● INPUT RECORDS:
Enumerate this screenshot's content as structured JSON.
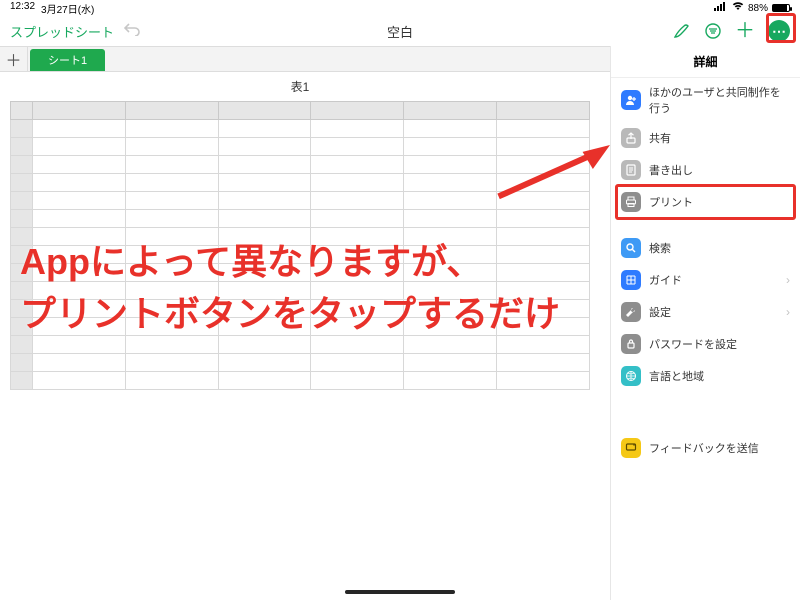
{
  "status": {
    "time": "12:32",
    "date": "3月27日(水)",
    "battery_pct": "88%"
  },
  "nav": {
    "back_label": "スプレッドシート",
    "doc_title": "空白"
  },
  "tabs": {
    "sheet1_label": "シート1"
  },
  "sheet": {
    "table_title": "表1"
  },
  "panel": {
    "title": "詳細",
    "items": {
      "collab": {
        "label": "ほかのユーザと共同制作を行う",
        "icon_bg": "#2f7bff"
      },
      "share": {
        "label": "共有",
        "icon_bg": "#b9b9b9"
      },
      "export": {
        "label": "書き出し",
        "icon_bg": "#b9b9b9"
      },
      "print": {
        "label": "プリント",
        "icon_bg": "#8e8e8e"
      },
      "search": {
        "label": "検索",
        "icon_bg": "#3e9af5"
      },
      "guide": {
        "label": "ガイド",
        "icon_bg": "#2f7bff"
      },
      "settings": {
        "label": "設定",
        "icon_bg": "#8e8e8e"
      },
      "password": {
        "label": "パスワードを設定",
        "icon_bg": "#8e8e8e"
      },
      "language": {
        "label": "言語と地域",
        "icon_bg": "#34bfc7"
      },
      "feedback": {
        "label": "フィードバックを送信",
        "icon_bg": "#f5c816"
      }
    }
  },
  "annotation": {
    "line1": "Appによって異なりますが、",
    "line2": "プリントボタンをタップするだけ"
  },
  "colors": {
    "accent_green": "#17a85f",
    "highlight_red": "#e8312a"
  }
}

● TASK STATEMENT:
Write out the entries again, exactly as given, skipping any images.

● FINAL RESULT:
Enumerate this screenshot's content as structured JSON.
{
  "status": {
    "time": "12:32",
    "date": "3月27日(水)",
    "battery_pct": "88%"
  },
  "nav": {
    "back_label": "スプレッドシート",
    "doc_title": "空白"
  },
  "tabs": {
    "sheet1_label": "シート1"
  },
  "sheet": {
    "table_title": "表1"
  },
  "panel": {
    "title": "詳細",
    "items": {
      "collab": {
        "label": "ほかのユーザと共同制作を行う",
        "icon_bg": "#2f7bff"
      },
      "share": {
        "label": "共有",
        "icon_bg": "#b9b9b9"
      },
      "export": {
        "label": "書き出し",
        "icon_bg": "#b9b9b9"
      },
      "print": {
        "label": "プリント",
        "icon_bg": "#8e8e8e"
      },
      "search": {
        "label": "検索",
        "icon_bg": "#3e9af5"
      },
      "guide": {
        "label": "ガイド",
        "icon_bg": "#2f7bff"
      },
      "settings": {
        "label": "設定",
        "icon_bg": "#8e8e8e"
      },
      "password": {
        "label": "パスワードを設定",
        "icon_bg": "#8e8e8e"
      },
      "language": {
        "label": "言語と地域",
        "icon_bg": "#34bfc7"
      },
      "feedback": {
        "label": "フィードバックを送信",
        "icon_bg": "#f5c816"
      }
    }
  },
  "annotation": {
    "line1": "Appによって異なりますが、",
    "line2": "プリントボタンをタップするだけ"
  },
  "colors": {
    "accent_green": "#17a85f",
    "highlight_red": "#e8312a"
  }
}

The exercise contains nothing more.